▸ **PROBLEM DESCRIPTION**:
Determine the number of lines where "yesterday" occurs and reply with that number by itself.
════════
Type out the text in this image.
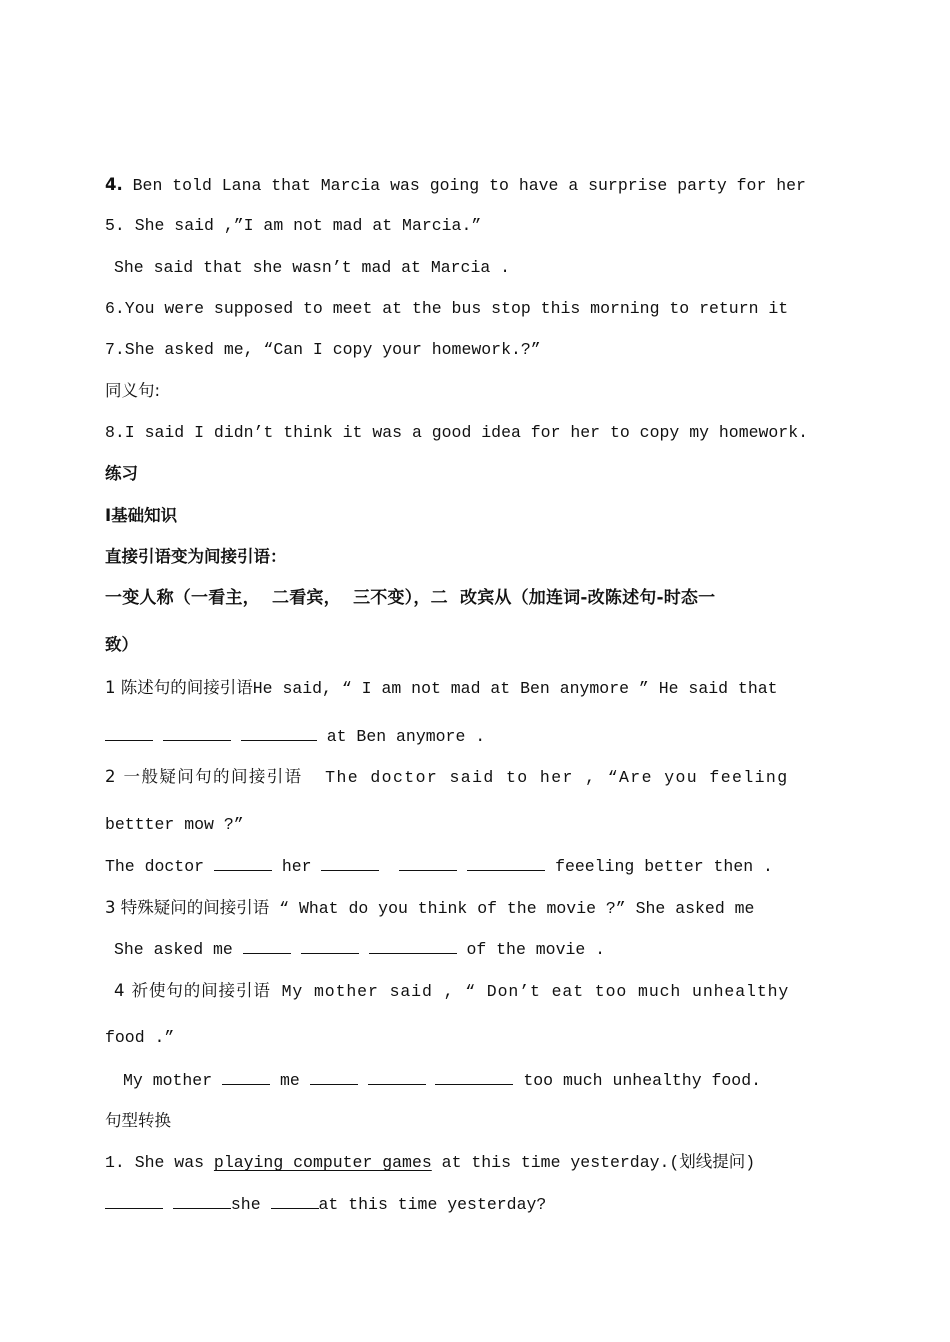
4. Ben told Lana that Marcia was going to have a surprise party for her
5. She said ,”I am not mad at Marcia.”
She said that she wasn’t mad at Marcia .
6.You were supposed to meet at the bus stop this morning to return it
7.She asked me, “Can I copy your homework.?”
同义句:
8.I said I didn’t think it was a good idea for her to copy my homework.
练习
I基础知识
直接引语变为间接引语：
一变人称（一看主，  二看宾，  三不变），二  改宾从（加连词-改陈述句-时态一
致）
1 陈述句的间接引语He said, “ I am not mad at Ben anymore ” He said that
at Ben anymore .
2 一般疑问句的间接引语 The doctor said to her , “Are you feeling
bettter mow ?”
The doctor	her	feeeling better then .
3 特殊疑问的间接引语 “ What do you think of the movie ?” She asked me
She asked me	of the movie .
4 祈使句的间接引语 My mother said , “ Don’t eat too much unhealthy
food .”
My mother	me	too much unhealthy food.
句型转换
1. She was playing computer games at this time yesterday.(划线提问)
she	at this time yesterday?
════════
▸ **WRITTEN REPLY**:
2